"""

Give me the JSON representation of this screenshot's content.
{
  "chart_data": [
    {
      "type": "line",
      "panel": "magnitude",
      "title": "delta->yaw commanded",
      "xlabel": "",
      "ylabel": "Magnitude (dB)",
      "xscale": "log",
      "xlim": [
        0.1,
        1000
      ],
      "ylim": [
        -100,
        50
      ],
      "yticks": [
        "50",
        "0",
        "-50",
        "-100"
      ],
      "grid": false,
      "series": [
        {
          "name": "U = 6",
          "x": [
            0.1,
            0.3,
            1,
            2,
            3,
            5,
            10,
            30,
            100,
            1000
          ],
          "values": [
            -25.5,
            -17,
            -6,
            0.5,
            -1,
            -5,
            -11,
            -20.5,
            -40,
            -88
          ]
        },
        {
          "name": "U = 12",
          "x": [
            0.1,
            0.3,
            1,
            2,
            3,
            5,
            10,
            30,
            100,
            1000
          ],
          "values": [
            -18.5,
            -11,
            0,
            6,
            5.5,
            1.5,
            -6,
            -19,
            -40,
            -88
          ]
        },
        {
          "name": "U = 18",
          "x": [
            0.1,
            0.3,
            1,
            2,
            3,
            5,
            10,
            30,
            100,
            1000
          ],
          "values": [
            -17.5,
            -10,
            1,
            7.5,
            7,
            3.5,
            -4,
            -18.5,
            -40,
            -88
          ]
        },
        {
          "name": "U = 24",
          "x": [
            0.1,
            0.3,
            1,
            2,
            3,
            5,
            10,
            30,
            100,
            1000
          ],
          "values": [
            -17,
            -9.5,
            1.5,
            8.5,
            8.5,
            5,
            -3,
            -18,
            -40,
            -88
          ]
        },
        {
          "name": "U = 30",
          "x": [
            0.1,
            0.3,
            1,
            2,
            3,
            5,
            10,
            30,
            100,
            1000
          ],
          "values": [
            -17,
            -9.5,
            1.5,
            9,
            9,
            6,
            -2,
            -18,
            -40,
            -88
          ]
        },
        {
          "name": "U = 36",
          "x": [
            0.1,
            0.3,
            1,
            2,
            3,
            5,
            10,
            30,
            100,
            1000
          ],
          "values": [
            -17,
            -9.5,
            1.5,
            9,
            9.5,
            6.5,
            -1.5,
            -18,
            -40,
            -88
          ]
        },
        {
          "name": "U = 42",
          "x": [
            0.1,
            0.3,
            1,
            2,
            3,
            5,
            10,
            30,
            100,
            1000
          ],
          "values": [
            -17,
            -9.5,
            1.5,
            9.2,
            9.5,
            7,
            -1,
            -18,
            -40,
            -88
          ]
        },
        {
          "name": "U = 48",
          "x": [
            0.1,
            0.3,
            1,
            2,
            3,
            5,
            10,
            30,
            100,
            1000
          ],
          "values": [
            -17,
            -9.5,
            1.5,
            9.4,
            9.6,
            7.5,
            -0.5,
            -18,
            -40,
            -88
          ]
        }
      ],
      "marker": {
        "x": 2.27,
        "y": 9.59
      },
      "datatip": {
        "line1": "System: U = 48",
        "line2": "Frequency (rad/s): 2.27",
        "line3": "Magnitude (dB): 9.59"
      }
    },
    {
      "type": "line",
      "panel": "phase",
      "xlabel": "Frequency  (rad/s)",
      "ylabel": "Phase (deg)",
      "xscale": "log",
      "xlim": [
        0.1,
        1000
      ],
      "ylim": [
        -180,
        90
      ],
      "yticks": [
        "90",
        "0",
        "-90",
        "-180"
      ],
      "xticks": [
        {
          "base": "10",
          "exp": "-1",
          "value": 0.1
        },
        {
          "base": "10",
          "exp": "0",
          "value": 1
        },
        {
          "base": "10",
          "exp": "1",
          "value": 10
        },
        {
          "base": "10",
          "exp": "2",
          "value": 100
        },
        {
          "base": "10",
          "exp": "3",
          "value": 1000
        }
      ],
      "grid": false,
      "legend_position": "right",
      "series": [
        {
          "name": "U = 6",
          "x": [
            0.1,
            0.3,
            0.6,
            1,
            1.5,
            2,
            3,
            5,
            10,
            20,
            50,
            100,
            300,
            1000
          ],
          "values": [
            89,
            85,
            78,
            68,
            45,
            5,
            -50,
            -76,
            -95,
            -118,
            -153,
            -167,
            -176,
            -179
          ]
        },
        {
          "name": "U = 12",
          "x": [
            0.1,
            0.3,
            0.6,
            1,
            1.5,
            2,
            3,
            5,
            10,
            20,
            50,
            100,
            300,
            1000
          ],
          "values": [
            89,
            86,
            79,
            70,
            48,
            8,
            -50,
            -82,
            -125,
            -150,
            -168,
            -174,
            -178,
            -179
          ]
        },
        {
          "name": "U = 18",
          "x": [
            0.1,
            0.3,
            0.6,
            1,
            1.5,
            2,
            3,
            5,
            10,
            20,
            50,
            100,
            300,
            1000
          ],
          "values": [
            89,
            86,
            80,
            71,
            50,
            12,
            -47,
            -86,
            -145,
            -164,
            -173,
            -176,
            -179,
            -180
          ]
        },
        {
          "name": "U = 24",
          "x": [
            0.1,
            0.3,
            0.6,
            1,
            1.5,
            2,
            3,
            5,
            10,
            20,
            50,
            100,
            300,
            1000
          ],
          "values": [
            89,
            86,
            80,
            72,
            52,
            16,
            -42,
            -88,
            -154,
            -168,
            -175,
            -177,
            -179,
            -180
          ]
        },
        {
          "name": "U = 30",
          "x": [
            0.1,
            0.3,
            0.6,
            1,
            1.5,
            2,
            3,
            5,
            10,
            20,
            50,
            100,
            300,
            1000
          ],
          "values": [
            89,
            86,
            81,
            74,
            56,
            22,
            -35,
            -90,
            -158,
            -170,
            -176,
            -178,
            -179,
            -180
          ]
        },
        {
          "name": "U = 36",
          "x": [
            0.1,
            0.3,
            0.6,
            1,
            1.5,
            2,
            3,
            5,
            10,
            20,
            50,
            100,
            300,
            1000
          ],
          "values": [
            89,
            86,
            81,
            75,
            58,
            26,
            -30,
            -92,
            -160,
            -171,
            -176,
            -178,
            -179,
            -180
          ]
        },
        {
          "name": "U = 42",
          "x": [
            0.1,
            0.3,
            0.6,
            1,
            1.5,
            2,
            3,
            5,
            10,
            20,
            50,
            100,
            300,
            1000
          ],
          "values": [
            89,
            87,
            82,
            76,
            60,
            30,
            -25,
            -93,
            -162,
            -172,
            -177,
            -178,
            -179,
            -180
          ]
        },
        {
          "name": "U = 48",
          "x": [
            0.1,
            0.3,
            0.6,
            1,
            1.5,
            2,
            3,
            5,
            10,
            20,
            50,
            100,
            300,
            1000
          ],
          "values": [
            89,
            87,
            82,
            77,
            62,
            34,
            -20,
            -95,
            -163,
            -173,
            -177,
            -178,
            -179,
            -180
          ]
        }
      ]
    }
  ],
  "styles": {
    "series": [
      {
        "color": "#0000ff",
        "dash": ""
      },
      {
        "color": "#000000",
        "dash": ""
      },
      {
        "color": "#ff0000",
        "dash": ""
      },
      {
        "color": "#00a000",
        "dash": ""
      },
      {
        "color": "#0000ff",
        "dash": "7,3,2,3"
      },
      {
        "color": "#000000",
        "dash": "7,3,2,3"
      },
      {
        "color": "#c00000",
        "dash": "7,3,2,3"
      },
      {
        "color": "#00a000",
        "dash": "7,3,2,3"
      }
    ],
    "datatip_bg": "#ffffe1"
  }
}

"""

** Brief **
Gather each line of the listing that holds the string "ylabel".

** The answer **
      "ylabel": "Magnitude (dB)",
      "ylabel": "Phase (deg)",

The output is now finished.